# What is needed:
Will you quote all of the entries, word for word?

# Stored data entries:
** begin **
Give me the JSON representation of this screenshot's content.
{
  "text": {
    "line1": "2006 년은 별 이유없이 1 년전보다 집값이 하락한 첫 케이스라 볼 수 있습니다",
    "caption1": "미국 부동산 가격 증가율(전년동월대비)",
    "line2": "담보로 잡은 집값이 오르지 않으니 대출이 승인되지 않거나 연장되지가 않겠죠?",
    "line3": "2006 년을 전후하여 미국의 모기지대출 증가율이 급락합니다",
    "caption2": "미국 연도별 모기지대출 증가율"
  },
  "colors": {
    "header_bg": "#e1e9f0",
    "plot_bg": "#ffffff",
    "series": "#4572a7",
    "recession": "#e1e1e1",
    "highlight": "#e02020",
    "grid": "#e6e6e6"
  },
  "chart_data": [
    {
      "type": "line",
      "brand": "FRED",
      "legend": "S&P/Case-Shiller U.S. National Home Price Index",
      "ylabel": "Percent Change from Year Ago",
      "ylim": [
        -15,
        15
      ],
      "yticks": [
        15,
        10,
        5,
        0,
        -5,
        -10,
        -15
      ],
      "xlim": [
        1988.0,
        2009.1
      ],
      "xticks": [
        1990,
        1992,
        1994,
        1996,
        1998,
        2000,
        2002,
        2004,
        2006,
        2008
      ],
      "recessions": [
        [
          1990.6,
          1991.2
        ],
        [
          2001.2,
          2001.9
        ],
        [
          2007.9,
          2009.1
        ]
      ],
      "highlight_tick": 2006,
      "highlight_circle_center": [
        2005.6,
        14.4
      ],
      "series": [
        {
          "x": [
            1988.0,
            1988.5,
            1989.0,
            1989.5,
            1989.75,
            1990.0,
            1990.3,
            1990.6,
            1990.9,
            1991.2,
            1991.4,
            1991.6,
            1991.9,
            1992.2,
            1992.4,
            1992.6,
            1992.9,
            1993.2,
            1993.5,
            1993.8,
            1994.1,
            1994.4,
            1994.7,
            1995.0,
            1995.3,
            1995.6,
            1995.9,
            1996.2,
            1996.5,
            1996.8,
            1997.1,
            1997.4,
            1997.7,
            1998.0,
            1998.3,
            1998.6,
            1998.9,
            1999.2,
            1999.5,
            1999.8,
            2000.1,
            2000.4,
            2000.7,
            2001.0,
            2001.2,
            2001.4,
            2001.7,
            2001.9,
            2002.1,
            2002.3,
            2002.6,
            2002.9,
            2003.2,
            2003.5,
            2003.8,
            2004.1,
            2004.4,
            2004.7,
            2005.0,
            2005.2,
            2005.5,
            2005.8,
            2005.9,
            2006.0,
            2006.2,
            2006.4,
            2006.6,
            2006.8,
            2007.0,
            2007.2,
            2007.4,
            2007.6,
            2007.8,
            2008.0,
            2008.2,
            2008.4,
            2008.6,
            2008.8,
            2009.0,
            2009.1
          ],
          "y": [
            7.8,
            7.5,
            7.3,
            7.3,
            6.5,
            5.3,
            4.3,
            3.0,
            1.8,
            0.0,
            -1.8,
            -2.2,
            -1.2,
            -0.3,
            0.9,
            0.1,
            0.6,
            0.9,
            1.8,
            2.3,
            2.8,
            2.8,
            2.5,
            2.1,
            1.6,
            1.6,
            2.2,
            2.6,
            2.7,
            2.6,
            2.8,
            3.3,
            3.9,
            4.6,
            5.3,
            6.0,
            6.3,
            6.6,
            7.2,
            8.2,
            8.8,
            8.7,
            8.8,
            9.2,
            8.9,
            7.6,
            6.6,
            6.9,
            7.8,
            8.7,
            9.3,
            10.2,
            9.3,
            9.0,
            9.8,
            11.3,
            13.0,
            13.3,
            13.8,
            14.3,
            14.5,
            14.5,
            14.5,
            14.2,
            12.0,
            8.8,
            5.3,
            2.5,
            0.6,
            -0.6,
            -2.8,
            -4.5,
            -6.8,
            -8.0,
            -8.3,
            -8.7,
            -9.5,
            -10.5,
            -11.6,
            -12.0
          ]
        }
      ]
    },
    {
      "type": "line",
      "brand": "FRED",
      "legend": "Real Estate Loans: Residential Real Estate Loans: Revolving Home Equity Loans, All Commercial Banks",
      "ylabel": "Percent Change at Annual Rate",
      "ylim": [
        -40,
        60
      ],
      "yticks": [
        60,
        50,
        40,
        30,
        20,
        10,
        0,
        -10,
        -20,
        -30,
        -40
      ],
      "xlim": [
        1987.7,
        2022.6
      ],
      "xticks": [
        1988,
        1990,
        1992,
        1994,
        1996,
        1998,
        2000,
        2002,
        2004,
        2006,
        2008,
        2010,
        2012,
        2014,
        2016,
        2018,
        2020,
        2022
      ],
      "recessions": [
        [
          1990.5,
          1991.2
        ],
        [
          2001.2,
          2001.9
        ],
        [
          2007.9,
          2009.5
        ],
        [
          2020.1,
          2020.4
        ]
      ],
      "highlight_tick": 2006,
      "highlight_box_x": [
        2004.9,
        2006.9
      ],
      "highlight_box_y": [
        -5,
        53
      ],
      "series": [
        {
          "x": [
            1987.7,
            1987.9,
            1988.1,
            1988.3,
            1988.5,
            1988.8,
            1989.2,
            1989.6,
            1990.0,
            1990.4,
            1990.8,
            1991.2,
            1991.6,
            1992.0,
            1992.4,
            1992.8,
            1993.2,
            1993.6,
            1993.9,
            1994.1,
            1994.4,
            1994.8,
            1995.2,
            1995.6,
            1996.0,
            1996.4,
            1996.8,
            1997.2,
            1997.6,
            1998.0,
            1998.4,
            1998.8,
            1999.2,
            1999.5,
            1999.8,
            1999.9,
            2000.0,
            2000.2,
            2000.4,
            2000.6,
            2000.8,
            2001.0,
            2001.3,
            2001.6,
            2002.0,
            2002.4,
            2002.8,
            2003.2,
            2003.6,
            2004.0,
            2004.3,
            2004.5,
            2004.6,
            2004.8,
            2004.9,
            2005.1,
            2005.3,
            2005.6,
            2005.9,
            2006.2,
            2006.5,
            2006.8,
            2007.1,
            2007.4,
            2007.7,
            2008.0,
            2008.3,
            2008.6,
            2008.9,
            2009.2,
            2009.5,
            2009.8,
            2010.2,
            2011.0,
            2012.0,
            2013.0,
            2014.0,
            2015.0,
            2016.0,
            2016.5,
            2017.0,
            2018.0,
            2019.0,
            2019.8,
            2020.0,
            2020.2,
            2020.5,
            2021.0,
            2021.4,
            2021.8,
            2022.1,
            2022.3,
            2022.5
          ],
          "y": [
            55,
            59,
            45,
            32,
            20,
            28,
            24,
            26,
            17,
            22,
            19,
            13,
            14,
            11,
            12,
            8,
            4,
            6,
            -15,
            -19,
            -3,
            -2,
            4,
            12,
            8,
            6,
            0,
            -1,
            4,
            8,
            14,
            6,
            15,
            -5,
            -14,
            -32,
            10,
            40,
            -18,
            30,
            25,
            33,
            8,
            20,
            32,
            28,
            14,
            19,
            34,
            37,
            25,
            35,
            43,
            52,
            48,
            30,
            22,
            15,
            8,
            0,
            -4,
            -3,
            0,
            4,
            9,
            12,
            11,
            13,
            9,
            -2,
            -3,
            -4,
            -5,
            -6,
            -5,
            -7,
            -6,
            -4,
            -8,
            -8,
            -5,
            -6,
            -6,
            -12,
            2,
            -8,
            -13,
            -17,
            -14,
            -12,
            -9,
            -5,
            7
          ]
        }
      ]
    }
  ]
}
** end **
# Reply to the exercise:
Give me the JSON representation of this screenshot's content.
{
  "text": {
    "line1": "2006 년은 별 이유없이 1 년전보다 집값이 하락한 첫 케이스라 볼 수 있습니다",
    "caption1": "미국 부동산 가격 증가율(전년동월대비)",
    "line2": "담보로 잡은 집값이 오르지 않으니 대출이 승인되지 않거나 연장되지가 않겠죠?",
    "line3": "2006 년을 전후하여 미국의 모기지대출 증가율이 급락합니다",
    "caption2": "미국 연도별 모기지대출 증가율"
  },
  "colors": {
    "header_bg": "#e1e9f0",
    "plot_bg": "#ffffff",
    "series": "#4572a7",
    "recession": "#e1e1e1",
    "highlight": "#e02020",
    "grid": "#e6e6e6"
  },
  "chart_data": [
    {
      "type": "line",
      "brand": "FRED",
      "legend": "S&P/Case-Shiller U.S. National Home Price Index",
      "ylabel": "Percent Change from Year Ago",
      "ylim": [
        -15,
        15
      ],
      "yticks": [
        15,
        10,
        5,
        0,
        -5,
        -10,
        -15
      ],
      "xlim": [
        1988.0,
        2009.1
      ],
      "xticks": [
        1990,
        1992,
        1994,
        1996,
        1998,
        2000,
        2002,
        2004,
        2006,
        2008
      ],
      "recessions": [
        [
          1990.6,
          1991.2
        ],
        [
          2001.2,
          2001.9
        ],
        [
          2007.9,
          2009.1
        ]
      ],
      "highlight_tick": 2006,
      "highlight_circle_center": [
        2005.6,
        14.4
      ],
      "series": [
        {
          "x": [
            1988.0,
            1988.5,
            1989.0,
            1989.5,
            1989.75,
            1990.0,
            1990.3,
            1990.6,
            1990.9,
            1991.2,
            1991.4,
            1991.6,
            1991.9,
            1992.2,
            1992.4,
            1992.6,
            1992.9,
            1993.2,
            1993.5,
            1993.8,
            1994.1,
            1994.4,
            1994.7,
            1995.0,
            1995.3,
            1995.6,
            1995.9,
            1996.2,
            1996.5,
            1996.8,
            1997.1,
            1997.4,
            1997.7,
            1998.0,
            1998.3,
            1998.6,
            1998.9,
            1999.2,
            1999.5,
            1999.8,
            2000.1,
            2000.4,
            2000.7,
            2001.0,
            2001.2,
            2001.4,
            2001.7,
            2001.9,
            2002.1,
            2002.3,
            2002.6,
            2002.9,
            2003.2,
            2003.5,
            2003.8,
            2004.1,
            2004.4,
            2004.7,
            2005.0,
            2005.2,
            2005.5,
            2005.8,
            2005.9,
            2006.0,
            2006.2,
            2006.4,
            2006.6,
            2006.8,
            2007.0,
            2007.2,
            2007.4,
            2007.6,
            2007.8,
            2008.0,
            2008.2,
            2008.4,
            2008.6,
            2008.8,
            2009.0,
            2009.1
          ],
          "y": [
            7.8,
            7.5,
            7.3,
            7.3,
            6.5,
            5.3,
            4.3,
            3.0,
            1.8,
            0.0,
            -1.8,
            -2.2,
            -1.2,
            -0.3,
            0.9,
            0.1,
            0.6,
            0.9,
            1.8,
            2.3,
            2.8,
            2.8,
            2.5,
            2.1,
            1.6,
            1.6,
            2.2,
            2.6,
            2.7,
            2.6,
            2.8,
            3.3,
            3.9,
            4.6,
            5.3,
            6.0,
            6.3,
            6.6,
            7.2,
            8.2,
            8.8,
            8.7,
            8.8,
            9.2,
            8.9,
            7.6,
            6.6,
            6.9,
            7.8,
            8.7,
            9.3,
            10.2,
            9.3,
            9.0,
            9.8,
            11.3,
            13.0,
            13.3,
            13.8,
            14.3,
            14.5,
            14.5,
            14.5,
            14.2,
            12.0,
            8.8,
            5.3,
            2.5,
            0.6,
            -0.6,
            -2.8,
            -4.5,
            -6.8,
            -8.0,
            -8.3,
            -8.7,
            -9.5,
            -10.5,
            -11.6,
            -12.0
          ]
        }
      ]
    },
    {
      "type": "line",
      "brand": "FRED",
      "legend": "Real Estate Loans: Residential Real Estate Loans: Revolving Home Equity Loans, All Commercial Banks",
      "ylabel": "Percent Change at Annual Rate",
      "ylim": [
        -40,
        60
      ],
      "yticks": [
        60,
        50,
        40,
        30,
        20,
        10,
        0,
        -10,
        -20,
        -30,
        -40
      ],
      "xlim": [
        1987.7,
        2022.6
      ],
      "xticks": [
        1988,
        1990,
        1992,
        1994,
        1996,
        1998,
        2000,
        2002,
        2004,
        2006,
        2008,
        2010,
        2012,
        2014,
        2016,
        2018,
        2020,
        2022
      ],
      "recessions": [
        [
          1990.5,
          1991.2
        ],
        [
          2001.2,
          2001.9
        ],
        [
          2007.9,
          2009.5
        ],
        [
          2020.1,
          2020.4
        ]
      ],
      "highlight_tick": 2006,
      "highlight_box_x": [
        2004.9,
        2006.9
      ],
      "highlight_box_y": [
        -5,
        53
      ],
      "series": [
        {
          "x": [
            1987.7,
            1987.9,
            1988.1,
            1988.3,
            1988.5,
            1988.8,
            1989.2,
            1989.6,
            1990.0,
            1990.4,
            1990.8,
            1991.2,
            1991.6,
            1992.0,
            1992.4,
            1992.8,
            1993.2,
            1993.6,
            1993.9,
            1994.1,
            1994.4,
            1994.8,
            1995.2,
            1995.6,
            1996.0,
            1996.4,
            1996.8,
            1997.2,
            1997.6,
            1998.0,
            1998.4,
            1998.8,
            1999.2,
            1999.5,
            1999.8,
            1999.9,
            2000.0,
            2000.2,
            2000.4,
            2000.6,
            2000.8,
            2001.0,
            2001.3,
            2001.6,
            2002.0,
            2002.4,
            2002.8,
            2003.2,
            2003.6,
            2004.0,
            2004.3,
            2004.5,
            2004.6,
            2004.8,
            2004.9,
            2005.1,
            2005.3,
            2005.6,
            2005.9,
            2006.2,
            2006.5,
            2006.8,
            2007.1,
            2007.4,
            2007.7,
            2008.0,
            2008.3,
            2008.6,
            2008.9,
            2009.2,
            2009.5,
            2009.8,
            2010.2,
            2011.0,
            2012.0,
            2013.0,
            2014.0,
            2015.0,
            2016.0,
            2016.5,
            2017.0,
            2018.0,
            2019.0,
            2019.8,
            2020.0,
            2020.2,
            2020.5,
            2021.0,
            2021.4,
            2021.8,
            2022.1,
            2022.3,
            2022.5
          ],
          "y": [
            55,
            59,
            45,
            32,
            20,
            28,
            24,
            26,
            17,
            22,
            19,
            13,
            14,
            11,
            12,
            8,
            4,
            6,
            -15,
            -19,
            -3,
            -2,
            4,
            12,
            8,
            6,
            0,
            -1,
            4,
            8,
            14,
            6,
            15,
            -5,
            -14,
            -32,
            10,
            40,
            -18,
            30,
            25,
            33,
            8,
            20,
            32,
            28,
            14,
            19,
            34,
            37,
            25,
            35,
            43,
            52,
            48,
            30,
            22,
            15,
            8,
            0,
            -4,
            -3,
            0,
            4,
            9,
            12,
            11,
            13,
            9,
            -2,
            -3,
            -4,
            -5,
            -6,
            -5,
            -7,
            -6,
            -4,
            -8,
            -8,
            -5,
            -6,
            -6,
            -12,
            2,
            -8,
            -13,
            -17,
            -14,
            -12,
            -9,
            -5,
            7
          ]
        }
      ]
    }
  ]
}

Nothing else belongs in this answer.